Gather the lines that hold the string "신학대학원".
★ ★ ★ ★ ★
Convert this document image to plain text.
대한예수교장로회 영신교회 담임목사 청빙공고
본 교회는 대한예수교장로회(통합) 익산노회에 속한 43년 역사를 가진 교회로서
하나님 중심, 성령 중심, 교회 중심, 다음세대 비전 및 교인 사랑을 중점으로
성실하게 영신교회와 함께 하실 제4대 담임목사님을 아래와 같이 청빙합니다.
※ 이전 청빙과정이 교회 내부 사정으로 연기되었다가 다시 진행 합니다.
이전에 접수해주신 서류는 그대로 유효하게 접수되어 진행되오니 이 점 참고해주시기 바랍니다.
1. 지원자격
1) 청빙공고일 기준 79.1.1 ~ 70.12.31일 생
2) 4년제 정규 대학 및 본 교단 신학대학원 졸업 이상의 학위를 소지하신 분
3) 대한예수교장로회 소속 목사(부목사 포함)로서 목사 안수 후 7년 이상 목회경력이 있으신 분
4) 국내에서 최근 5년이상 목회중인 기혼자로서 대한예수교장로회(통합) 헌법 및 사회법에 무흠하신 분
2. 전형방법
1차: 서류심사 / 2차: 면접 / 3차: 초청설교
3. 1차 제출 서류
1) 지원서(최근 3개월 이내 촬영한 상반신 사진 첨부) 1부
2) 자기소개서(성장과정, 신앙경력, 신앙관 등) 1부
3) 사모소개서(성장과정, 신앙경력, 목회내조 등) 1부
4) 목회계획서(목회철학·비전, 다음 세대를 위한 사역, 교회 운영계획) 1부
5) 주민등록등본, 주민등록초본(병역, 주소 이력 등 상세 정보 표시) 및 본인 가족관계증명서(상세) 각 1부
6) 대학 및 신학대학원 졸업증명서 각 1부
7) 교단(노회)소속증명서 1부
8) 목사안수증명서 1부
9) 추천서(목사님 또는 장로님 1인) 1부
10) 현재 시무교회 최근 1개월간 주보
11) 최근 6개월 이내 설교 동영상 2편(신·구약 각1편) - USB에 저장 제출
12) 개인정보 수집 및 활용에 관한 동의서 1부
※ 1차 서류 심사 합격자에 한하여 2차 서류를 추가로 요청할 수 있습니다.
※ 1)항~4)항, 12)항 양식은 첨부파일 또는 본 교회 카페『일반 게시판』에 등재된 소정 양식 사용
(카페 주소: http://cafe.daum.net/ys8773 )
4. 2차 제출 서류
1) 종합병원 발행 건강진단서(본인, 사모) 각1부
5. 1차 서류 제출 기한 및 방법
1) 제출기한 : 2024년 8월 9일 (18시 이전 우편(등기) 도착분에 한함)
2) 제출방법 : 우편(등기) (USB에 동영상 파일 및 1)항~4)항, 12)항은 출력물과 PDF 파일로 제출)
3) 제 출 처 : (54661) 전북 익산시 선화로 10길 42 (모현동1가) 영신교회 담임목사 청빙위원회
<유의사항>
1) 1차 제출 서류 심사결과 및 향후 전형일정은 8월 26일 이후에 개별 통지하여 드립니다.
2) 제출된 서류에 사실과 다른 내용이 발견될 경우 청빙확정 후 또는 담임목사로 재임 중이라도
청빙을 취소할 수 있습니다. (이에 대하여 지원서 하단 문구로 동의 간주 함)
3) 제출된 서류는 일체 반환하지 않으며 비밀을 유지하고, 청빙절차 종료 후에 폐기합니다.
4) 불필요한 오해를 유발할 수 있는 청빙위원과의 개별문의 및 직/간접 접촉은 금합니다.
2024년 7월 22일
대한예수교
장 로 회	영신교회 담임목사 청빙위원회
★ ★ ★ ★ ★
=== Response to the task ===
2) 4년제 정규 대학 및 본 교단 신학대학원 졸업 이상의 학위를 소지하신 분
6) 대학 및 신학대학원 졸업증명서 각 1부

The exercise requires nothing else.